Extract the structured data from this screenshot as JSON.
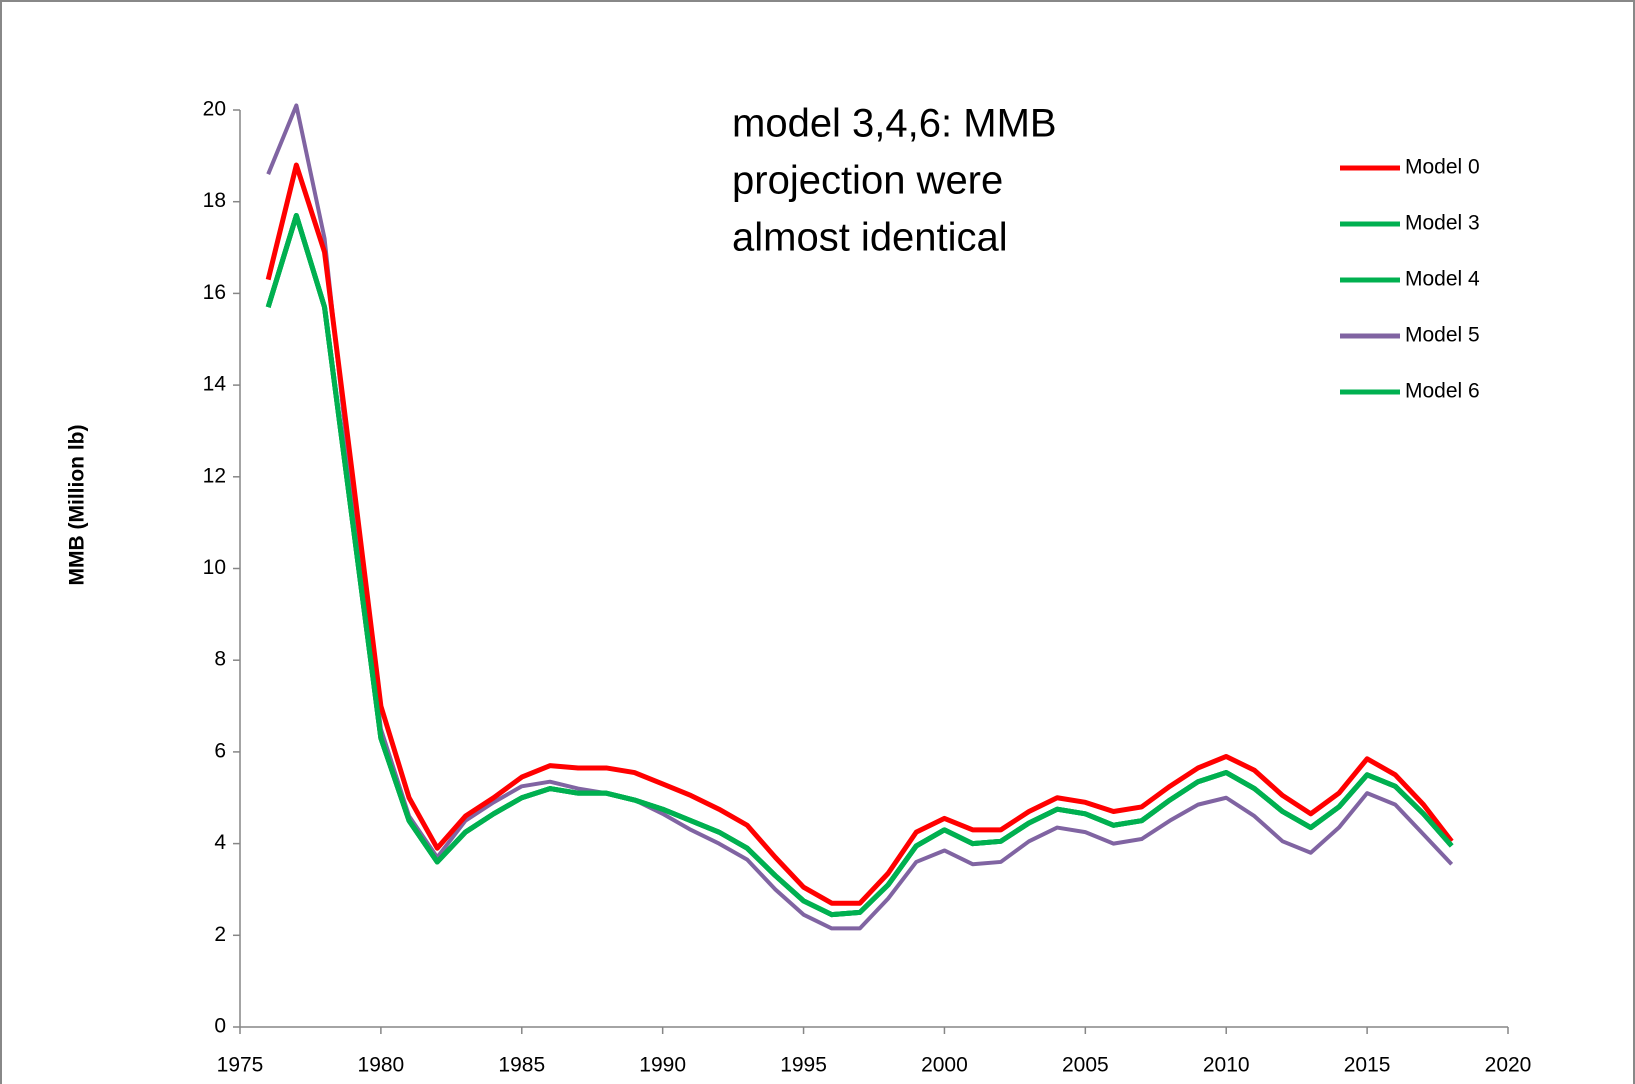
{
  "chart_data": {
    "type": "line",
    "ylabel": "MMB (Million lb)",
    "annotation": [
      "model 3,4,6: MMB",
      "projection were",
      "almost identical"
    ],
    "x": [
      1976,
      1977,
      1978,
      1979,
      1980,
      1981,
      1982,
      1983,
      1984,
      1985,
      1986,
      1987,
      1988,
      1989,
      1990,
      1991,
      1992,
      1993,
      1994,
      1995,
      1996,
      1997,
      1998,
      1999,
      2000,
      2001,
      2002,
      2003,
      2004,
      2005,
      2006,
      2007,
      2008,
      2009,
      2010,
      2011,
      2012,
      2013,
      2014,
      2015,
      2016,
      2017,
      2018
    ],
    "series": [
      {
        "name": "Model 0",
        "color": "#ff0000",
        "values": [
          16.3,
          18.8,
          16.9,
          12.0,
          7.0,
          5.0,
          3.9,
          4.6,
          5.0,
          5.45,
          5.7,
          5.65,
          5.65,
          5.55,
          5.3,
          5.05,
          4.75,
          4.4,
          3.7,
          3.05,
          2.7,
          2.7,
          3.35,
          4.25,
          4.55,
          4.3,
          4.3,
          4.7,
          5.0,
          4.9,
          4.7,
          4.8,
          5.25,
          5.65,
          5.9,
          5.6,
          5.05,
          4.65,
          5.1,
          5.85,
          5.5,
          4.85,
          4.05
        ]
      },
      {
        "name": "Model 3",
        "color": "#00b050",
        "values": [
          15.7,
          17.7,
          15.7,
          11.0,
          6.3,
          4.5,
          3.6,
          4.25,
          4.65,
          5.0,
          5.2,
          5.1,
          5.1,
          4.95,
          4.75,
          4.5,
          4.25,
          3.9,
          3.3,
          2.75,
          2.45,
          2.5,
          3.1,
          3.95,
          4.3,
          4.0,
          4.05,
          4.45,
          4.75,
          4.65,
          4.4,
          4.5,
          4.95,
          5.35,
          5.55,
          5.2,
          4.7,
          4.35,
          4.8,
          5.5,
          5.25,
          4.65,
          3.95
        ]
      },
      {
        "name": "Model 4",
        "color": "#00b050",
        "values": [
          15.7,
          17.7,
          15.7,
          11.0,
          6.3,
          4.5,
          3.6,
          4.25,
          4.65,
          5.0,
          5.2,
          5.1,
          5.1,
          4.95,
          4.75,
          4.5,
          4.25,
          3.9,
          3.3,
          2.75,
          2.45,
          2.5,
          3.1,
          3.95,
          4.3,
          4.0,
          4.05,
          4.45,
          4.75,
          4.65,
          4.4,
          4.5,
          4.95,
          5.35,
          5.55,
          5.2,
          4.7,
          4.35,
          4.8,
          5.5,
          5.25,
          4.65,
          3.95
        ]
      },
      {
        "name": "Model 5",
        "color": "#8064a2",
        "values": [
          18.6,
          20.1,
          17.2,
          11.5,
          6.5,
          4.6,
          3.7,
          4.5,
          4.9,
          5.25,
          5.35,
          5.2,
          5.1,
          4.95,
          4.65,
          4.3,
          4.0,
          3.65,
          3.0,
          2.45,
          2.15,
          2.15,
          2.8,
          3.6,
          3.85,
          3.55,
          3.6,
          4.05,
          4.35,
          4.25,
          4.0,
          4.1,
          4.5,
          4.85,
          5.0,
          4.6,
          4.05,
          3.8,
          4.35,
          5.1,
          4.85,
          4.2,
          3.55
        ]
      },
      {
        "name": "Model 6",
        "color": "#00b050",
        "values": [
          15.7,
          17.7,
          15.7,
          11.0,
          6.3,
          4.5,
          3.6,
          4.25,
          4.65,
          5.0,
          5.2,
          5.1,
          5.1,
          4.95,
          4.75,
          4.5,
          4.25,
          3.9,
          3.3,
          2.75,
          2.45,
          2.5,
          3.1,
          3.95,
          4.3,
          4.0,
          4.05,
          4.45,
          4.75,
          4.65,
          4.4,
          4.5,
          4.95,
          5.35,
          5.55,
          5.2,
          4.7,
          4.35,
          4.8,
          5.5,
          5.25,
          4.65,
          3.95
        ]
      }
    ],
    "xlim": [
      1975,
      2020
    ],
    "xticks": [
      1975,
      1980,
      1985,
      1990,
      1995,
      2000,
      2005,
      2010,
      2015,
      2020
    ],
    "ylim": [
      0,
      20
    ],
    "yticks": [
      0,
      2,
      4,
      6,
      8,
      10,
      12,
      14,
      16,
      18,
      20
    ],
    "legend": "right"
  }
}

###

Task statement:
Copy out the data above exactly, except the pictures.

Task response:
Extract the structured data from this screenshot as JSON.
{
  "chart_data": {
    "type": "line",
    "ylabel": "MMB (Million lb)",
    "annotation": [
      "model 3,4,6: MMB",
      "projection were",
      "almost identical"
    ],
    "x": [
      1976,
      1977,
      1978,
      1979,
      1980,
      1981,
      1982,
      1983,
      1984,
      1985,
      1986,
      1987,
      1988,
      1989,
      1990,
      1991,
      1992,
      1993,
      1994,
      1995,
      1996,
      1997,
      1998,
      1999,
      2000,
      2001,
      2002,
      2003,
      2004,
      2005,
      2006,
      2007,
      2008,
      2009,
      2010,
      2011,
      2012,
      2013,
      2014,
      2015,
      2016,
      2017,
      2018
    ],
    "series": [
      {
        "name": "Model 0",
        "color": "#ff0000",
        "values": [
          16.3,
          18.8,
          16.9,
          12.0,
          7.0,
          5.0,
          3.9,
          4.6,
          5.0,
          5.45,
          5.7,
          5.65,
          5.65,
          5.55,
          5.3,
          5.05,
          4.75,
          4.4,
          3.7,
          3.05,
          2.7,
          2.7,
          3.35,
          4.25,
          4.55,
          4.3,
          4.3,
          4.7,
          5.0,
          4.9,
          4.7,
          4.8,
          5.25,
          5.65,
          5.9,
          5.6,
          5.05,
          4.65,
          5.1,
          5.85,
          5.5,
          4.85,
          4.05
        ]
      },
      {
        "name": "Model 3",
        "color": "#00b050",
        "values": [
          15.7,
          17.7,
          15.7,
          11.0,
          6.3,
          4.5,
          3.6,
          4.25,
          4.65,
          5.0,
          5.2,
          5.1,
          5.1,
          4.95,
          4.75,
          4.5,
          4.25,
          3.9,
          3.3,
          2.75,
          2.45,
          2.5,
          3.1,
          3.95,
          4.3,
          4.0,
          4.05,
          4.45,
          4.75,
          4.65,
          4.4,
          4.5,
          4.95,
          5.35,
          5.55,
          5.2,
          4.7,
          4.35,
          4.8,
          5.5,
          5.25,
          4.65,
          3.95
        ]
      },
      {
        "name": "Model 4",
        "color": "#00b050",
        "values": [
          15.7,
          17.7,
          15.7,
          11.0,
          6.3,
          4.5,
          3.6,
          4.25,
          4.65,
          5.0,
          5.2,
          5.1,
          5.1,
          4.95,
          4.75,
          4.5,
          4.25,
          3.9,
          3.3,
          2.75,
          2.45,
          2.5,
          3.1,
          3.95,
          4.3,
          4.0,
          4.05,
          4.45,
          4.75,
          4.65,
          4.4,
          4.5,
          4.95,
          5.35,
          5.55,
          5.2,
          4.7,
          4.35,
          4.8,
          5.5,
          5.25,
          4.65,
          3.95
        ]
      },
      {
        "name": "Model 5",
        "color": "#8064a2",
        "values": [
          18.6,
          20.1,
          17.2,
          11.5,
          6.5,
          4.6,
          3.7,
          4.5,
          4.9,
          5.25,
          5.35,
          5.2,
          5.1,
          4.95,
          4.65,
          4.3,
          4.0,
          3.65,
          3.0,
          2.45,
          2.15,
          2.15,
          2.8,
          3.6,
          3.85,
          3.55,
          3.6,
          4.05,
          4.35,
          4.25,
          4.0,
          4.1,
          4.5,
          4.85,
          5.0,
          4.6,
          4.05,
          3.8,
          4.35,
          5.1,
          4.85,
          4.2,
          3.55
        ]
      },
      {
        "name": "Model 6",
        "color": "#00b050",
        "values": [
          15.7,
          17.7,
          15.7,
          11.0,
          6.3,
          4.5,
          3.6,
          4.25,
          4.65,
          5.0,
          5.2,
          5.1,
          5.1,
          4.95,
          4.75,
          4.5,
          4.25,
          3.9,
          3.3,
          2.75,
          2.45,
          2.5,
          3.1,
          3.95,
          4.3,
          4.0,
          4.05,
          4.45,
          4.75,
          4.65,
          4.4,
          4.5,
          4.95,
          5.35,
          5.55,
          5.2,
          4.7,
          4.35,
          4.8,
          5.5,
          5.25,
          4.65,
          3.95
        ]
      }
    ],
    "xlim": [
      1975,
      2020
    ],
    "xticks": [
      1975,
      1980,
      1985,
      1990,
      1995,
      2000,
      2005,
      2010,
      2015,
      2020
    ],
    "ylim": [
      0,
      20
    ],
    "yticks": [
      0,
      2,
      4,
      6,
      8,
      10,
      12,
      14,
      16,
      18,
      20
    ],
    "legend": "right"
  }
}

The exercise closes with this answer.